[BEGIN PROVIDED ENTRIES]

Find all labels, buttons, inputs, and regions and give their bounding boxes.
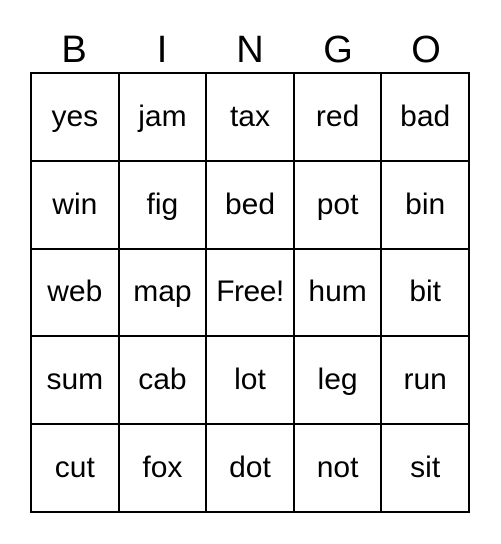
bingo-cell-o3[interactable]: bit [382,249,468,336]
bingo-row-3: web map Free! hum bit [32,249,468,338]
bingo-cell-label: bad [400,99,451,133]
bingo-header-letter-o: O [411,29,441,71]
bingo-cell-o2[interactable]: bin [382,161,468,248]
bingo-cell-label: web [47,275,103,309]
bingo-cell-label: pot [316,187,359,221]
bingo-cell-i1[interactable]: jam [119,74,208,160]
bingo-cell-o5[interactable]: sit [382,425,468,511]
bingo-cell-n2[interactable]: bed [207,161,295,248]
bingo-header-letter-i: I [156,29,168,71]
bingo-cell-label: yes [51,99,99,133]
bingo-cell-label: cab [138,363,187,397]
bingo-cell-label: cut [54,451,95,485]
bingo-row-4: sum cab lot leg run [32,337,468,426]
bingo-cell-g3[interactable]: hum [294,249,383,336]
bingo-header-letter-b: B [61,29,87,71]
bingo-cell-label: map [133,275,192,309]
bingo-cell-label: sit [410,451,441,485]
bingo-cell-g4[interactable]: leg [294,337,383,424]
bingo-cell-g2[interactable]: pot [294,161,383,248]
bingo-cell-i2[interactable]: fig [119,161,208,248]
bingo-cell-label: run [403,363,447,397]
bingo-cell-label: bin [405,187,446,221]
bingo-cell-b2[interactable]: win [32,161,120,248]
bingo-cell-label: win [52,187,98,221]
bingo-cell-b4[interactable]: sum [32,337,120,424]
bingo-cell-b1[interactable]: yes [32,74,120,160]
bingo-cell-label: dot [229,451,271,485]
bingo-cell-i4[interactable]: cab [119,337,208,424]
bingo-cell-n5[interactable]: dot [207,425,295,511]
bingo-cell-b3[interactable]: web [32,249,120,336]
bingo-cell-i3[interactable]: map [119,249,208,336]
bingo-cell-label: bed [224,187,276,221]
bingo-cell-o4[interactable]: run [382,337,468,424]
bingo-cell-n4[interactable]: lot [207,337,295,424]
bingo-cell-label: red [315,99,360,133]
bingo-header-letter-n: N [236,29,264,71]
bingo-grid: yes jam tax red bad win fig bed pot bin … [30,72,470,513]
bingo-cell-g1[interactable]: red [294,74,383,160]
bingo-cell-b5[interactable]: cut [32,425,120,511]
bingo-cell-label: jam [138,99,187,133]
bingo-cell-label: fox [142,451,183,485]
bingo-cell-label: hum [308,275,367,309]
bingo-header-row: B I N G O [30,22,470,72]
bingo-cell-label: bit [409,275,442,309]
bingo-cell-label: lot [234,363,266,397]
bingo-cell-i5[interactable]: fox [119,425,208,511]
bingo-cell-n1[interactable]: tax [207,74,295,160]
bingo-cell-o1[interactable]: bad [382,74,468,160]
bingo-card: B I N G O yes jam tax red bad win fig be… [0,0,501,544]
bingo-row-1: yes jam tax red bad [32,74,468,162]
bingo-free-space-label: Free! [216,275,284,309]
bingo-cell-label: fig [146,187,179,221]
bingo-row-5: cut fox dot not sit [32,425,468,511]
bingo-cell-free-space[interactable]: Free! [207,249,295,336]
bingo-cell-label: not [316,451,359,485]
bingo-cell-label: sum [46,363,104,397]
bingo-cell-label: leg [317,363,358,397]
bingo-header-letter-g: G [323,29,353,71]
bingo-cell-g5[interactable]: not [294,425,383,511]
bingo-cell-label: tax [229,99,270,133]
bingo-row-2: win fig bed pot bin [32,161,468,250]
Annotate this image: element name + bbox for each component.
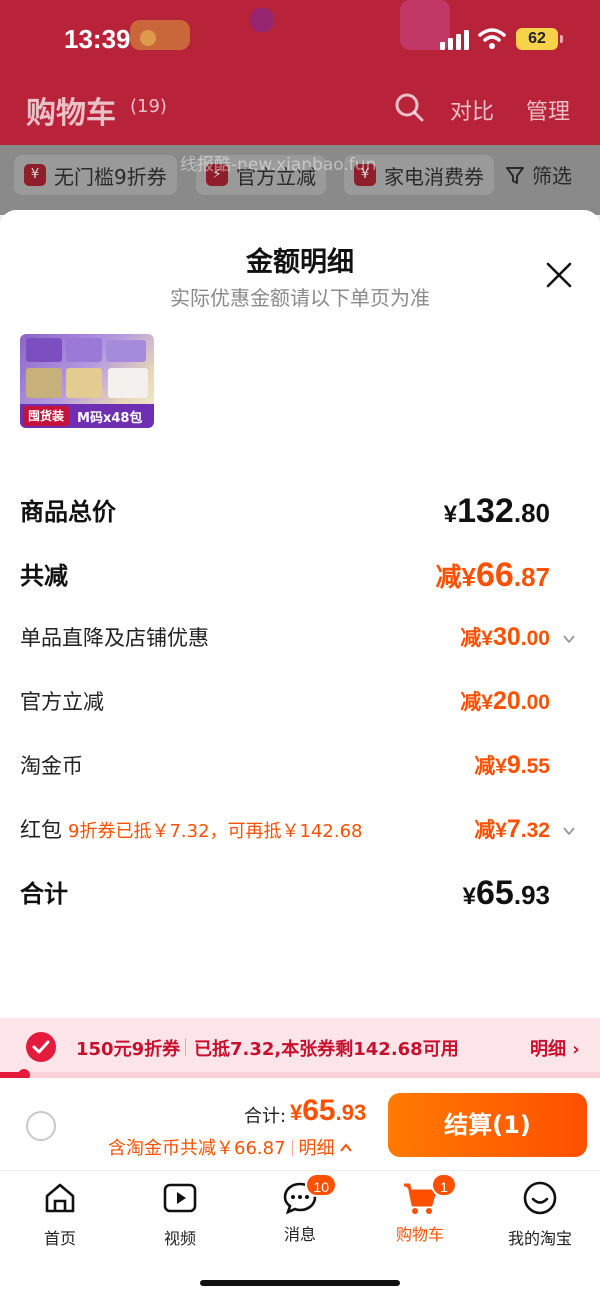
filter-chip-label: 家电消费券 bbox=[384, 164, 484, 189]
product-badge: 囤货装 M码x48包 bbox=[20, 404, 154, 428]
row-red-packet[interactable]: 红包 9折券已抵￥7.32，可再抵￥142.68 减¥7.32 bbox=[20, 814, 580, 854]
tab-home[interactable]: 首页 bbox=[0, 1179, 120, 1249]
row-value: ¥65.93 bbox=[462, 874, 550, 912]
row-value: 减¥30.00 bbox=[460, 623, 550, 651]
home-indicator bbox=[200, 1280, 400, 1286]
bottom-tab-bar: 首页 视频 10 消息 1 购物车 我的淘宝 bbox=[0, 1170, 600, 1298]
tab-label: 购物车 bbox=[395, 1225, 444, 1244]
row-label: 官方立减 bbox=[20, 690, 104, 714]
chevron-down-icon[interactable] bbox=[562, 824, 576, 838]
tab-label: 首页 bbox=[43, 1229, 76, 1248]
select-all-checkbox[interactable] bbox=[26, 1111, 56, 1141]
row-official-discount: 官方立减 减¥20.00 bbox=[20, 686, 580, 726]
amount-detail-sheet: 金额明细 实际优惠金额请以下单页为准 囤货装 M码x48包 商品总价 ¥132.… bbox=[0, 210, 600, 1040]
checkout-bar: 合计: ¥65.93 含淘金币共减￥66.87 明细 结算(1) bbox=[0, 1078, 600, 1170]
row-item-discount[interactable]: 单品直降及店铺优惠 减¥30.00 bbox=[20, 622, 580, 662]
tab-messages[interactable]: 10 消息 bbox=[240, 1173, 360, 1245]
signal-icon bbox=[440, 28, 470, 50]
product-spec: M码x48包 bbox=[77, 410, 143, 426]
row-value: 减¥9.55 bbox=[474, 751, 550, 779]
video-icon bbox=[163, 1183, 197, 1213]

[END PROVIDED ENTRIES]

WORK INSTRUCTIONS: Please copy every line of the items above, without changing anything, and leave the pictures out.

COMPLETE RESPONSE:
Find all labels, buttons, inputs, and regions and give their bounding boxes.
bingo-cell-o3[interactable]: bit [382,249,468,336]
bingo-row-3: web map Free! hum bit [32,249,468,338]
bingo-cell-label: bad [400,99,451,133]
bingo-header-letter-o: O [411,29,441,71]
bingo-cell-o2[interactable]: bin [382,161,468,248]
bingo-cell-label: web [47,275,103,309]
bingo-cell-label: pot [316,187,359,221]
bingo-cell-i1[interactable]: jam [119,74,208,160]
bingo-cell-o5[interactable]: sit [382,425,468,511]
bingo-cell-n2[interactable]: bed [207,161,295,248]
bingo-header-letter-i: I [156,29,168,71]
bingo-cell-label: yes [51,99,99,133]
bingo-cell-label: cab [138,363,187,397]
bingo-cell-label: cut [54,451,95,485]
bingo-row-4: sum cab lot leg run [32,337,468,426]
bingo-cell-g3[interactable]: hum [294,249,383,336]
bingo-header-letter-b: B [61,29,87,71]
bingo-cell-label: map [133,275,192,309]
bingo-cell-label: sit [410,451,441,485]
bingo-cell-g4[interactable]: leg [294,337,383,424]
bingo-cell-g2[interactable]: pot [294,161,383,248]
bingo-cell-i2[interactable]: fig [119,161,208,248]
bingo-cell-label: run [403,363,447,397]
bingo-cell-label: bin [405,187,446,221]
bingo-cell-b2[interactable]: win [32,161,120,248]
bingo-cell-label: win [52,187,98,221]
bingo-cell-b4[interactable]: sum [32,337,120,424]
bingo-cell-b1[interactable]: yes [32,74,120,160]
bingo-cell-label: dot [229,451,271,485]
bingo-cell-i4[interactable]: cab [119,337,208,424]
bingo-cell-n5[interactable]: dot [207,425,295,511]
bingo-cell-b3[interactable]: web [32,249,120,336]
bingo-cell-i3[interactable]: map [119,249,208,336]
bingo-cell-label: bed [224,187,276,221]
bingo-cell-o4[interactable]: run [382,337,468,424]
bingo-cell-n4[interactable]: lot [207,337,295,424]
bingo-cell-label: red [315,99,360,133]
bingo-header-letter-n: N [236,29,264,71]
bingo-grid: yes jam tax red bad win fig bed pot bin … [30,72,470,513]
bingo-cell-g1[interactable]: red [294,74,383,160]
bingo-cell-b5[interactable]: cut [32,425,120,511]
bingo-cell-label: jam [138,99,187,133]
bingo-cell-label: fox [142,451,183,485]
bingo-cell-label: hum [308,275,367,309]
bingo-header-row: B I N G O [30,22,470,72]
bingo-cell-label: bit [409,275,442,309]
bingo-cell-label: lot [234,363,266,397]
bingo-cell-i5[interactable]: fox [119,425,208,511]
bingo-cell-n1[interactable]: tax [207,74,295,160]
bingo-cell-o1[interactable]: bad [382,74,468,160]
bingo-card: B I N G O yes jam tax red bad win fig be… [0,0,501,544]
bingo-row-1: yes jam tax red bad [32,74,468,162]
bingo-free-space-label: Free! [216,275,284,309]
bingo-cell-label: fig [146,187,179,221]
bingo-row-5: cut fox dot not sit [32,425,468,511]
bingo-cell-free-space[interactable]: Free! [207,249,295,336]
bingo-cell-label: not [316,451,359,485]
bingo-cell-label: sum [46,363,104,397]
bingo-cell-label: leg [317,363,358,397]
bingo-header-letter-g: G [323,29,353,71]
bingo-cell-g5[interactable]: not [294,425,383,511]
bingo-cell-label: tax [229,99,270,133]
bingo-row-2: win fig bed pot bin [32,161,468,250]
Annotate this image: element name + bbox for each component.
filter-chip-label: 家电消费券 bbox=[384, 164, 484, 189]
product-badge: 囤货装 M码x48包 bbox=[20, 404, 154, 428]
row-red-packet[interactable]: 红包 9折券已抵￥7.32，可再抵￥142.68 减¥7.32 bbox=[20, 814, 580, 854]
tab-home[interactable]: 首页 bbox=[0, 1179, 120, 1249]
row-value: ¥65.93 bbox=[462, 874, 550, 912]
row-value: 减¥30.00 bbox=[460, 623, 550, 651]
home-indicator bbox=[200, 1280, 400, 1286]
bottom-tab-bar: 首页 视频 10 消息 1 购物车 我的淘宝 bbox=[0, 1170, 600, 1298]
tab-label: 购物车 bbox=[395, 1225, 444, 1244]
row-label: 官方立减 bbox=[20, 690, 104, 714]
chevron-down-icon[interactable] bbox=[562, 824, 576, 838]
tab-label: 首页 bbox=[43, 1229, 76, 1248]
select-all-checkbox[interactable] bbox=[26, 1111, 56, 1141]
row-official-discount: 官方立减 减¥20.00 bbox=[20, 686, 580, 726]
amount-detail-sheet: 金额明细 实际优惠金额请以下单页为准 囤货装 M码x48包 商品总价 ¥132.… bbox=[0, 210, 600, 1040]
checkout-bar: 合计: ¥65.93 含淘金币共减￥66.87 明细 结算(1) bbox=[0, 1078, 600, 1170]
row-item-discount[interactable]: 单品直降及店铺优惠 减¥30.00 bbox=[20, 622, 580, 662]
tab-messages[interactable]: 10 消息 bbox=[240, 1173, 360, 1245]
signal-icon bbox=[440, 28, 470, 50]
product-spec: M码x48包 bbox=[77, 410, 143, 426]
row-value: 减¥9.55 bbox=[474, 751, 550, 779]
video-icon bbox=[163, 1183, 197, 1213]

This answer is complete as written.